-- START OF SUPPLIED ENTRIES --

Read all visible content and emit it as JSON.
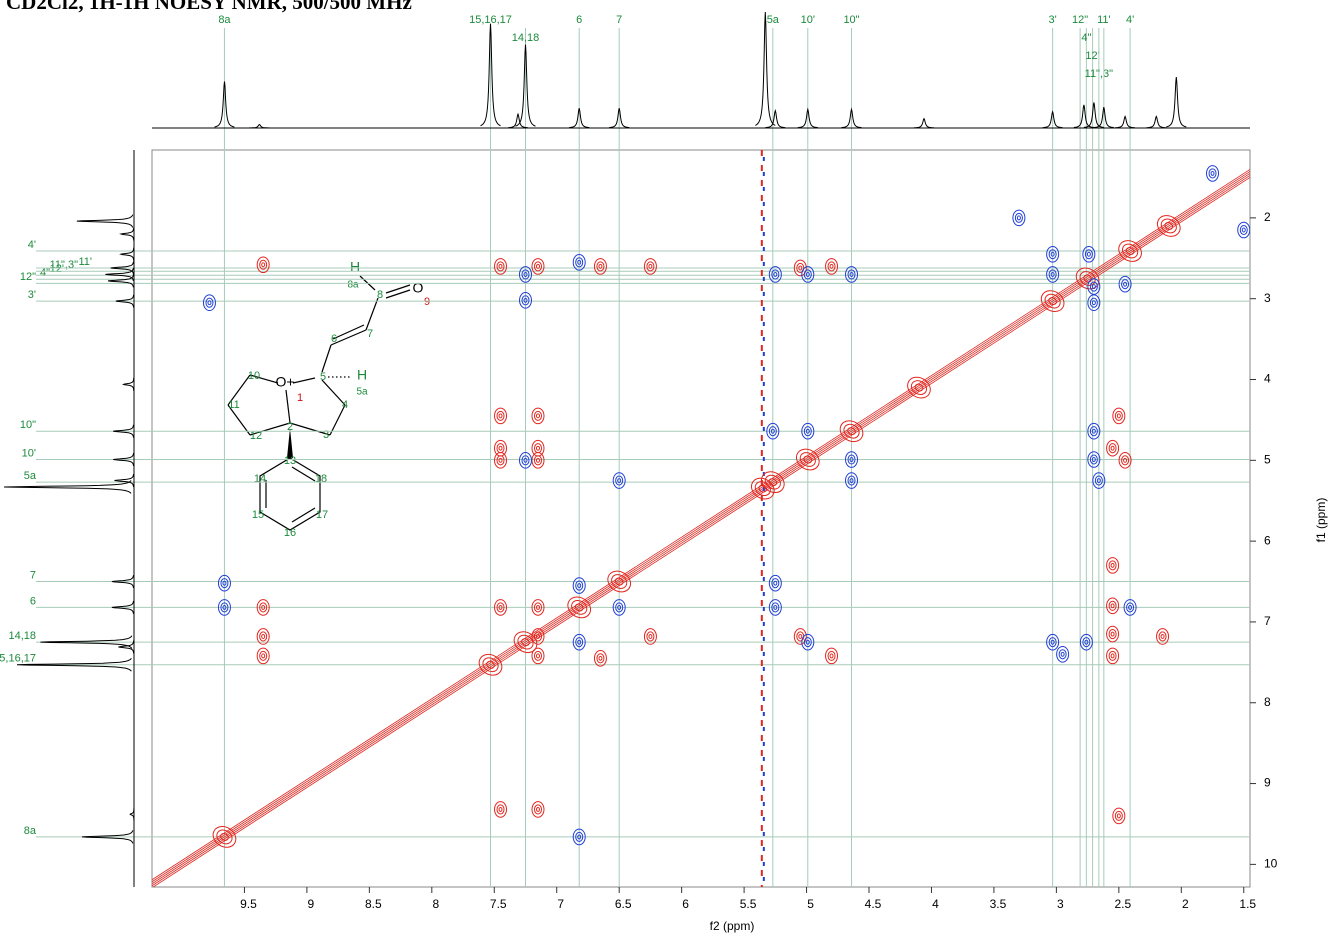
{
  "chart_data": {
    "type": "noesy",
    "title": "CD2Cl2, 1H-1H NOESY NMR, 500/500 MHz",
    "x_label": "f2 (ppm)",
    "y_label": "f1 (ppm)",
    "xlim": [
      10.24,
      1.45
    ],
    "ylim": [
      1.16,
      10.28
    ],
    "xticks": [
      9.5,
      9.0,
      8.5,
      8.0,
      7.5,
      7.0,
      6.5,
      6.0,
      5.5,
      5.0,
      4.5,
      4.0,
      3.5,
      3.0,
      2.5,
      2.0,
      1.5
    ],
    "yticks": [
      2,
      3,
      4,
      5,
      6,
      7,
      8,
      9,
      10
    ],
    "assignments": [
      {
        "label": "8a",
        "ppm": 9.66
      },
      {
        "label": "15,16,17",
        "ppm": 7.53
      },
      {
        "label": "14,18",
        "ppm": 7.25
      },
      {
        "label": "6",
        "ppm": 6.82
      },
      {
        "label": "7",
        "ppm": 6.5
      },
      {
        "label": "5a",
        "ppm": 5.27
      },
      {
        "label": "10'",
        "ppm": 4.99
      },
      {
        "label": "10\"",
        "ppm": 4.64
      },
      {
        "label": "3'",
        "ppm": 3.03
      },
      {
        "label": "12\"",
        "ppm": 2.81
      },
      {
        "label": "4\"",
        "ppm": 2.76
      },
      {
        "label": "12'",
        "ppm": 2.71
      },
      {
        "label": "11\",3\"",
        "ppm": 2.66
      },
      {
        "label": "11'",
        "ppm": 2.62
      },
      {
        "label": "4'",
        "ppm": 2.41
      }
    ],
    "projection": {
      "ppm": [
        9.66,
        9.38,
        7.53,
        7.31,
        7.25,
        6.82,
        6.5,
        5.33,
        5.25,
        4.99,
        4.64,
        4.06,
        3.03,
        2.78,
        2.7,
        2.62,
        2.45,
        2.2,
        2.04
      ],
      "height": [
        40,
        3,
        90,
        12,
        72,
        17,
        17,
        100,
        15,
        16,
        16,
        8,
        14,
        20,
        22,
        18,
        10,
        10,
        44
      ]
    },
    "solvent_stripe": 5.35,
    "diagonal_peaks": [
      9.66,
      7.53,
      7.25,
      6.82,
      6.5,
      5.35,
      5.27,
      4.99,
      4.64,
      4.1,
      3.03,
      2.75,
      2.41,
      2.1
    ],
    "positive_peaks": {
      "color": "#e3261e",
      "x": [
        9.35,
        7.45,
        7.15,
        6.65,
        6.25,
        5.05,
        4.8,
        7.45,
        7.15,
        7.45,
        7.15,
        9.35,
        7.45,
        7.15,
        9.35,
        9.35,
        7.15,
        7.15,
        6.65,
        6.25,
        5.05,
        4.8,
        2.55,
        2.55,
        2.55,
        2.55,
        2.5,
        2.55,
        2.45,
        2.15,
        7.45,
        7.15,
        2.5,
        7.15,
        7.45
      ],
      "y": [
        2.58,
        2.6,
        2.6,
        2.6,
        2.6,
        2.62,
        2.6,
        4.85,
        4.85,
        5.0,
        5.0,
        6.82,
        6.82,
        6.82,
        7.18,
        7.42,
        7.18,
        7.42,
        7.45,
        7.18,
        7.18,
        7.42,
        7.15,
        7.42,
        6.3,
        6.8,
        4.45,
        4.85,
        5.0,
        7.18,
        9.32,
        9.32,
        9.4,
        4.45,
        4.45
      ]
    },
    "negative_peaks": {
      "color": "#1f3fd6",
      "x": [
        9.78,
        9.66,
        9.66,
        7.25,
        7.25,
        7.25,
        6.82,
        6.82,
        6.82,
        6.82,
        6.5,
        6.5,
        5.25,
        5.25,
        5.25,
        4.99,
        4.99,
        4.99,
        4.64,
        4.64,
        4.64,
        5.27,
        3.03,
        3.03,
        3.03,
        2.95,
        2.76,
        2.7,
        2.7,
        2.7,
        2.66,
        2.45,
        2.41,
        2.74,
        3.3,
        1.75,
        1.5,
        2.7
      ],
      "y": [
        3.05,
        6.82,
        6.52,
        2.7,
        3.02,
        5.0,
        2.55,
        6.55,
        7.25,
        9.66,
        5.25,
        6.82,
        2.7,
        6.52,
        6.82,
        2.7,
        4.64,
        7.25,
        2.7,
        4.99,
        5.25,
        4.64,
        2.45,
        2.7,
        7.25,
        7.4,
        7.25,
        2.85,
        3.05,
        4.64,
        5.25,
        2.82,
        6.82,
        2.45,
        2.0,
        1.45,
        2.15,
        4.99
      ]
    },
    "structure_labels": [
      "H",
      "8a",
      "8",
      "O",
      "9",
      "7",
      "6",
      "5",
      "H",
      "5a",
      "O+",
      "1",
      "10",
      "11",
      "12",
      "2",
      "3",
      "4",
      "13",
      "14",
      "18",
      "15",
      "17",
      "16"
    ]
  }
}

-- END OF SUPPLIED ENTRIES --

*EXERCISE REQUIREMENTS:* Excluding the pictures, restate the records above word for word.

*THE ANSWER:*
Read all visible content and emit it as JSON.
{
  "chart_data": {
    "type": "noesy",
    "title": "CD2Cl2, 1H-1H NOESY NMR, 500/500 MHz",
    "x_label": "f2 (ppm)",
    "y_label": "f1 (ppm)",
    "xlim": [
      10.24,
      1.45
    ],
    "ylim": [
      1.16,
      10.28
    ],
    "xticks": [
      9.5,
      9.0,
      8.5,
      8.0,
      7.5,
      7.0,
      6.5,
      6.0,
      5.5,
      5.0,
      4.5,
      4.0,
      3.5,
      3.0,
      2.5,
      2.0,
      1.5
    ],
    "yticks": [
      2,
      3,
      4,
      5,
      6,
      7,
      8,
      9,
      10
    ],
    "assignments": [
      {
        "label": "8a",
        "ppm": 9.66
      },
      {
        "label": "15,16,17",
        "ppm": 7.53
      },
      {
        "label": "14,18",
        "ppm": 7.25
      },
      {
        "label": "6",
        "ppm": 6.82
      },
      {
        "label": "7",
        "ppm": 6.5
      },
      {
        "label": "5a",
        "ppm": 5.27
      },
      {
        "label": "10'",
        "ppm": 4.99
      },
      {
        "label": "10\"",
        "ppm": 4.64
      },
      {
        "label": "3'",
        "ppm": 3.03
      },
      {
        "label": "12\"",
        "ppm": 2.81
      },
      {
        "label": "4\"",
        "ppm": 2.76
      },
      {
        "label": "12'",
        "ppm": 2.71
      },
      {
        "label": "11\",3\"",
        "ppm": 2.66
      },
      {
        "label": "11'",
        "ppm": 2.62
      },
      {
        "label": "4'",
        "ppm": 2.41
      }
    ],
    "projection": {
      "ppm": [
        9.66,
        9.38,
        7.53,
        7.31,
        7.25,
        6.82,
        6.5,
        5.33,
        5.25,
        4.99,
        4.64,
        4.06,
        3.03,
        2.78,
        2.7,
        2.62,
        2.45,
        2.2,
        2.04
      ],
      "height": [
        40,
        3,
        90,
        12,
        72,
        17,
        17,
        100,
        15,
        16,
        16,
        8,
        14,
        20,
        22,
        18,
        10,
        10,
        44
      ]
    },
    "solvent_stripe": 5.35,
    "diagonal_peaks": [
      9.66,
      7.53,
      7.25,
      6.82,
      6.5,
      5.35,
      5.27,
      4.99,
      4.64,
      4.1,
      3.03,
      2.75,
      2.41,
      2.1
    ],
    "positive_peaks": {
      "color": "#e3261e",
      "x": [
        9.35,
        7.45,
        7.15,
        6.65,
        6.25,
        5.05,
        4.8,
        7.45,
        7.15,
        7.45,
        7.15,
        9.35,
        7.45,
        7.15,
        9.35,
        9.35,
        7.15,
        7.15,
        6.65,
        6.25,
        5.05,
        4.8,
        2.55,
        2.55,
        2.55,
        2.55,
        2.5,
        2.55,
        2.45,
        2.15,
        7.45,
        7.15,
        2.5,
        7.15,
        7.45
      ],
      "y": [
        2.58,
        2.6,
        2.6,
        2.6,
        2.6,
        2.62,
        2.6,
        4.85,
        4.85,
        5.0,
        5.0,
        6.82,
        6.82,
        6.82,
        7.18,
        7.42,
        7.18,
        7.42,
        7.45,
        7.18,
        7.18,
        7.42,
        7.15,
        7.42,
        6.3,
        6.8,
        4.45,
        4.85,
        5.0,
        7.18,
        9.32,
        9.32,
        9.4,
        4.45,
        4.45
      ]
    },
    "negative_peaks": {
      "color": "#1f3fd6",
      "x": [
        9.78,
        9.66,
        9.66,
        7.25,
        7.25,
        7.25,
        6.82,
        6.82,
        6.82,
        6.82,
        6.5,
        6.5,
        5.25,
        5.25,
        5.25,
        4.99,
        4.99,
        4.99,
        4.64,
        4.64,
        4.64,
        5.27,
        3.03,
        3.03,
        3.03,
        2.95,
        2.76,
        2.7,
        2.7,
        2.7,
        2.66,
        2.45,
        2.41,
        2.74,
        3.3,
        1.75,
        1.5,
        2.7
      ],
      "y": [
        3.05,
        6.82,
        6.52,
        2.7,
        3.02,
        5.0,
        2.55,
        6.55,
        7.25,
        9.66,
        5.25,
        6.82,
        2.7,
        6.52,
        6.82,
        2.7,
        4.64,
        7.25,
        2.7,
        4.99,
        5.25,
        4.64,
        2.45,
        2.7,
        7.25,
        7.4,
        7.25,
        2.85,
        3.05,
        4.64,
        5.25,
        2.82,
        6.82,
        2.45,
        2.0,
        1.45,
        2.15,
        4.99
      ]
    },
    "structure_labels": [
      "H",
      "8a",
      "8",
      "O",
      "9",
      "7",
      "6",
      "5",
      "H",
      "5a",
      "O+",
      "1",
      "10",
      "11",
      "12",
      "2",
      "3",
      "4",
      "13",
      "14",
      "18",
      "15",
      "17",
      "16"
    ]
  }
}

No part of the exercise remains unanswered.